[Records from a data source]
** START **
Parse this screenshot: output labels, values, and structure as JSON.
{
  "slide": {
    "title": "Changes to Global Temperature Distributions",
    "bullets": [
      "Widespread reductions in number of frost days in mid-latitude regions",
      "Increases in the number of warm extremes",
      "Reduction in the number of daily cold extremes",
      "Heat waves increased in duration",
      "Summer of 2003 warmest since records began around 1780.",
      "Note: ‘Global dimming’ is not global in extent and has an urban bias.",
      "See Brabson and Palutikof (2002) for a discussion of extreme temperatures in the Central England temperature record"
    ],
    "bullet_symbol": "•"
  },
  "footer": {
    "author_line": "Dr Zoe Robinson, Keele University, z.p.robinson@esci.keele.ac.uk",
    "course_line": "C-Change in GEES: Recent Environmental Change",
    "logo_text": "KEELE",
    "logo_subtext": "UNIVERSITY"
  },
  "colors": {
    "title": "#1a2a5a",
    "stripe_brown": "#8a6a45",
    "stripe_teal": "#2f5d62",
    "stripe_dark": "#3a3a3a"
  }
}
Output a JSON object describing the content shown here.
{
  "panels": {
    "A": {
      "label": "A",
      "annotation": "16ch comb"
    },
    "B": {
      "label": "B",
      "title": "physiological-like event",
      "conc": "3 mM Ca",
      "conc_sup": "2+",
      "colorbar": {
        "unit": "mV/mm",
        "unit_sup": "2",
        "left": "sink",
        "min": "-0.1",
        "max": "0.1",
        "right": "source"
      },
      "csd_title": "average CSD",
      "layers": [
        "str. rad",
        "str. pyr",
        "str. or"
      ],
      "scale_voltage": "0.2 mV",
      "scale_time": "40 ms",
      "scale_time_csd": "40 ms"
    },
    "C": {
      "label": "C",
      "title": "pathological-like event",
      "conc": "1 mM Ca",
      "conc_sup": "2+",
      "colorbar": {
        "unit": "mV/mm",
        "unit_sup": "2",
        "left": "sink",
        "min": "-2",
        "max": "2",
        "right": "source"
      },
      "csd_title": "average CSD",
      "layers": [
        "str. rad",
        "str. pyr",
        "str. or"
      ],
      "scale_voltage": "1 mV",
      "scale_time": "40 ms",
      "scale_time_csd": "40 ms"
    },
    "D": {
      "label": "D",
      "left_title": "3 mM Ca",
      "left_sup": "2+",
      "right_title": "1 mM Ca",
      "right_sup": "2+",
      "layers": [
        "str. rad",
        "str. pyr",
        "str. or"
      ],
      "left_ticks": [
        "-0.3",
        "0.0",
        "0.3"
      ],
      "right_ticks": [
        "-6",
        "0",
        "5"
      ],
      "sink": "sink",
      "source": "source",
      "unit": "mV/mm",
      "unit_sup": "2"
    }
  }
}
** END **
▸ PROBLEM:
Exactly reproduce every line found in the records.

▸ WRITTEN ANSWER:
Parse this screenshot: output labels, values, and structure as JSON.
{
  "slide": {
    "title": "Changes to Global Temperature Distributions",
    "bullets": [
      "Widespread reductions in number of frost days in mid-latitude regions",
      "Increases in the number of warm extremes",
      "Reduction in the number of daily cold extremes",
      "Heat waves increased in duration",
      "Summer of 2003 warmest since records began around 1780.",
      "Note: ‘Global dimming’ is not global in extent and has an urban bias.",
      "See Brabson and Palutikof (2002) for a discussion of extreme temperatures in the Central England temperature record"
    ],
    "bullet_symbol": "•"
  },
  "footer": {
    "author_line": "Dr Zoe Robinson, Keele University, z.p.robinson@esci.keele.ac.uk",
    "course_line": "C-Change in GEES: Recent Environmental Change",
    "logo_text": "KEELE",
    "logo_subtext": "UNIVERSITY"
  },
  "colors": {
    "title": "#1a2a5a",
    "stripe_brown": "#8a6a45",
    "stripe_teal": "#2f5d62",
    "stripe_dark": "#3a3a3a"
  }
}
Output a JSON object describing the content shown here.
{
  "panels": {
    "A": {
      "label": "A",
      "annotation": "16ch comb"
    },
    "B": {
      "label": "B",
      "title": "physiological-like event",
      "conc": "3 mM Ca",
      "conc_sup": "2+",
      "colorbar": {
        "unit": "mV/mm",
        "unit_sup": "2",
        "left": "sink",
        "min": "-0.1",
        "max": "0.1",
        "right": "source"
      },
      "csd_title": "average CSD",
      "layers": [
        "str. rad",
        "str. pyr",
        "str. or"
      ],
      "scale_voltage": "0.2 mV",
      "scale_time": "40 ms",
      "scale_time_csd": "40 ms"
    },
    "C": {
      "label": "C",
      "title": "pathological-like event",
      "conc": "1 mM Ca",
      "conc_sup": "2+",
      "colorbar": {
        "unit": "mV/mm",
        "unit_sup": "2",
        "left": "sink",
        "min": "-2",
        "max": "2",
        "right": "source"
      },
      "csd_title": "average CSD",
      "layers": [
        "str. rad",
        "str. pyr",
        "str. or"
      ],
      "scale_voltage": "1 mV",
      "scale_time": "40 ms",
      "scale_time_csd": "40 ms"
    },
    "D": {
      "label": "D",
      "left_title": "3 mM Ca",
      "left_sup": "2+",
      "right_title": "1 mM Ca",
      "right_sup": "2+",
      "layers": [
        "str. rad",
        "str. pyr",
        "str. or"
      ],
      "left_ticks": [
        "-0.3",
        "0.0",
        "0.3"
      ],
      "right_ticks": [
        "-6",
        "0",
        "5"
      ],
      "sink": "sink",
      "source": "source",
      "unit": "mV/mm",
      "unit_sup": "2"
    }
  }
}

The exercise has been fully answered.